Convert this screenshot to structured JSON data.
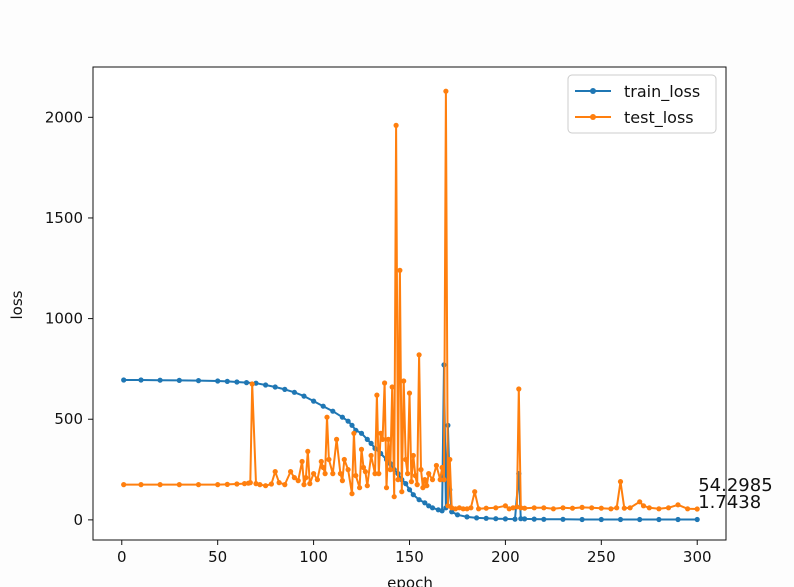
{
  "chart_data": {
    "type": "line",
    "xlabel": "epoch",
    "ylabel": "loss",
    "xlim": [
      -15,
      315
    ],
    "ylim": [
      -100,
      2250
    ],
    "xticks": [
      0,
      50,
      100,
      150,
      200,
      250,
      300
    ],
    "yticks": [
      0,
      500,
      1000,
      1500,
      2000
    ],
    "legend_position": "upper right",
    "series": [
      {
        "name": "train_loss",
        "color": "#1f77b4",
        "end_label": "1.7438",
        "x": [
          1,
          10,
          20,
          30,
          40,
          50,
          55,
          60,
          65,
          70,
          75,
          80,
          85,
          90,
          95,
          100,
          105,
          110,
          115,
          118,
          120,
          122,
          125,
          128,
          130,
          132,
          135,
          138,
          140,
          142,
          144,
          146,
          148,
          150,
          152,
          155,
          158,
          160,
          162,
          165,
          167,
          168,
          169,
          170,
          171,
          172,
          175,
          180,
          185,
          190,
          195,
          200,
          205,
          207,
          208,
          210,
          215,
          220,
          230,
          240,
          250,
          260,
          270,
          280,
          290,
          300
        ],
        "y": [
          695,
          695,
          694,
          693,
          692,
          690,
          688,
          685,
          682,
          679,
          670,
          660,
          648,
          634,
          615,
          590,
          565,
          540,
          510,
          490,
          470,
          445,
          430,
          400,
          380,
          355,
          330,
          300,
          280,
          250,
          230,
          200,
          180,
          150,
          125,
          100,
          85,
          70,
          60,
          50,
          45,
          770,
          60,
          470,
          150,
          40,
          25,
          15,
          10,
          8,
          6,
          5,
          4,
          230,
          6,
          5,
          4,
          3,
          3,
          2,
          2,
          2,
          2,
          2,
          2,
          2
        ]
      },
      {
        "name": "test_loss",
        "color": "#ff7f0e",
        "end_label": "54.2985",
        "x": [
          1,
          10,
          20,
          30,
          40,
          50,
          55,
          60,
          64,
          66,
          67,
          68,
          70,
          72,
          75,
          78,
          80,
          82,
          85,
          88,
          90,
          92,
          94,
          95,
          96,
          97,
          98,
          100,
          102,
          104,
          105,
          106,
          107,
          108,
          110,
          112,
          114,
          115,
          116,
          118,
          120,
          121,
          122,
          124,
          125,
          126,
          127,
          128,
          130,
          132,
          133,
          134,
          135,
          136,
          137,
          138,
          139,
          140,
          141,
          142,
          143,
          144,
          145,
          146,
          147,
          148,
          149,
          150,
          151,
          152,
          153,
          154,
          155,
          156,
          157,
          158,
          159,
          160,
          162,
          164,
          166,
          167,
          168,
          169,
          170,
          171,
          172,
          174,
          176,
          178,
          180,
          182,
          184,
          186,
          190,
          195,
          200,
          202,
          204,
          206,
          207,
          208,
          210,
          215,
          220,
          225,
          230,
          235,
          240,
          245,
          250,
          255,
          258,
          260,
          262,
          265,
          270,
          272,
          275,
          280,
          285,
          290,
          295,
          300
        ],
        "y": [
          175,
          175,
          175,
          175,
          175,
          175,
          176,
          178,
          180,
          182,
          185,
          675,
          180,
          175,
          170,
          178,
          240,
          185,
          175,
          240,
          210,
          195,
          290,
          175,
          210,
          340,
          180,
          230,
          200,
          290,
          260,
          230,
          510,
          300,
          230,
          400,
          230,
          195,
          300,
          250,
          130,
          430,
          220,
          160,
          350,
          260,
          240,
          170,
          320,
          230,
          620,
          230,
          430,
          400,
          680,
          160,
          400,
          250,
          660,
          115,
          1960,
          200,
          1240,
          140,
          690,
          300,
          230,
          630,
          190,
          320,
          220,
          175,
          820,
          250,
          160,
          200,
          170,
          230,
          200,
          270,
          200,
          260,
          200,
          2130,
          70,
          300,
          60,
          55,
          60,
          55,
          55,
          60,
          140,
          55,
          58,
          60,
          70,
          55,
          60,
          65,
          650,
          60,
          58,
          60,
          60,
          55,
          60,
          58,
          62,
          60,
          58,
          55,
          60,
          190,
          58,
          60,
          90,
          70,
          60,
          55,
          60,
          75,
          55,
          54
        ]
      }
    ]
  }
}
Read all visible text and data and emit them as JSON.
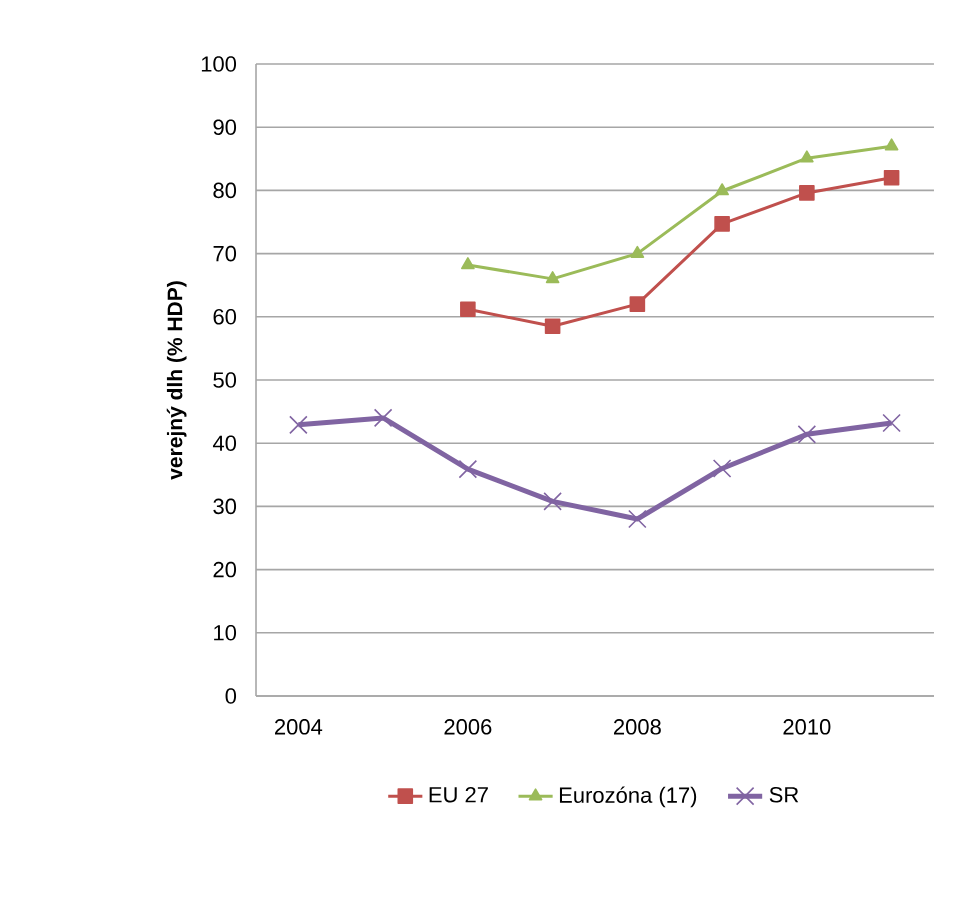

* [Written task]:
Reproduce the entries exactly. Do not carry over any picture.

* [Task output]:
Convert this screenshot to structured JSON data.
{
  "chart_data": {
    "type": "line",
    "xlabel": "epoch",
    "ylabel": "loss",
    "xlim": [
      -15,
      315
    ],
    "ylim": [
      -100,
      2250
    ],
    "xticks": [
      0,
      50,
      100,
      150,
      200,
      250,
      300
    ],
    "yticks": [
      0,
      500,
      1000,
      1500,
      2000
    ],
    "legend_position": "upper right",
    "series": [
      {
        "name": "train_loss",
        "color": "#1f77b4",
        "end_label": "1.7438",
        "x": [
          1,
          10,
          20,
          30,
          40,
          50,
          55,
          60,
          65,
          70,
          75,
          80,
          85,
          90,
          95,
          100,
          105,
          110,
          115,
          118,
          120,
          122,
          125,
          128,
          130,
          132,
          135,
          138,
          140,
          142,
          144,
          146,
          148,
          150,
          152,
          155,
          158,
          160,
          162,
          165,
          167,
          168,
          169,
          170,
          171,
          172,
          175,
          180,
          185,
          190,
          195,
          200,
          205,
          207,
          208,
          210,
          215,
          220,
          230,
          240,
          250,
          260,
          270,
          280,
          290,
          300
        ],
        "y": [
          695,
          695,
          694,
          693,
          692,
          690,
          688,
          685,
          682,
          679,
          670,
          660,
          648,
          634,
          615,
          590,
          565,
          540,
          510,
          490,
          470,
          445,
          430,
          400,
          380,
          355,
          330,
          300,
          280,
          250,
          230,
          200,
          180,
          150,
          125,
          100,
          85,
          70,
          60,
          50,
          45,
          770,
          60,
          470,
          150,
          40,
          25,
          15,
          10,
          8,
          6,
          5,
          4,
          230,
          6,
          5,
          4,
          3,
          3,
          2,
          2,
          2,
          2,
          2,
          2,
          2
        ]
      },
      {
        "name": "test_loss",
        "color": "#ff7f0e",
        "end_label": "54.2985",
        "x": [
          1,
          10,
          20,
          30,
          40,
          50,
          55,
          60,
          64,
          66,
          67,
          68,
          70,
          72,
          75,
          78,
          80,
          82,
          85,
          88,
          90,
          92,
          94,
          95,
          96,
          97,
          98,
          100,
          102,
          104,
          105,
          106,
          107,
          108,
          110,
          112,
          114,
          115,
          116,
          118,
          120,
          121,
          122,
          124,
          125,
          126,
          127,
          128,
          130,
          132,
          133,
          134,
          135,
          136,
          137,
          138,
          139,
          140,
          141,
          142,
          143,
          144,
          145,
          146,
          147,
          148,
          149,
          150,
          151,
          152,
          153,
          154,
          155,
          156,
          157,
          158,
          159,
          160,
          162,
          164,
          166,
          167,
          168,
          169,
          170,
          171,
          172,
          174,
          176,
          178,
          180,
          182,
          184,
          186,
          190,
          195,
          200,
          202,
          204,
          206,
          207,
          208,
          210,
          215,
          220,
          225,
          230,
          235,
          240,
          245,
          250,
          255,
          258,
          260,
          262,
          265,
          270,
          272,
          275,
          280,
          285,
          290,
          295,
          300
        ],
        "y": [
          175,
          175,
          175,
          175,
          175,
          175,
          176,
          178,
          180,
          182,
          185,
          675,
          180,
          175,
          170,
          178,
          240,
          185,
          175,
          240,
          210,
          195,
          290,
          175,
          210,
          340,
          180,
          230,
          200,
          290,
          260,
          230,
          510,
          300,
          230,
          400,
          230,
          195,
          300,
          250,
          130,
          430,
          220,
          160,
          350,
          260,
          240,
          170,
          320,
          230,
          620,
          230,
          430,
          400,
          680,
          160,
          400,
          250,
          660,
          115,
          1960,
          200,
          1240,
          140,
          690,
          300,
          230,
          630,
          190,
          320,
          220,
          175,
          820,
          250,
          160,
          200,
          170,
          230,
          200,
          270,
          200,
          260,
          200,
          2130,
          70,
          300,
          60,
          55,
          60,
          55,
          55,
          60,
          140,
          55,
          58,
          60,
          70,
          55,
          60,
          65,
          650,
          60,
          58,
          60,
          60,
          55,
          60,
          58,
          62,
          60,
          58,
          55,
          60,
          190,
          58,
          60,
          90,
          70,
          60,
          55,
          60,
          75,
          55,
          54
        ]
      }
    ]
  }
}
Read all visible text and data and emit them as JSON.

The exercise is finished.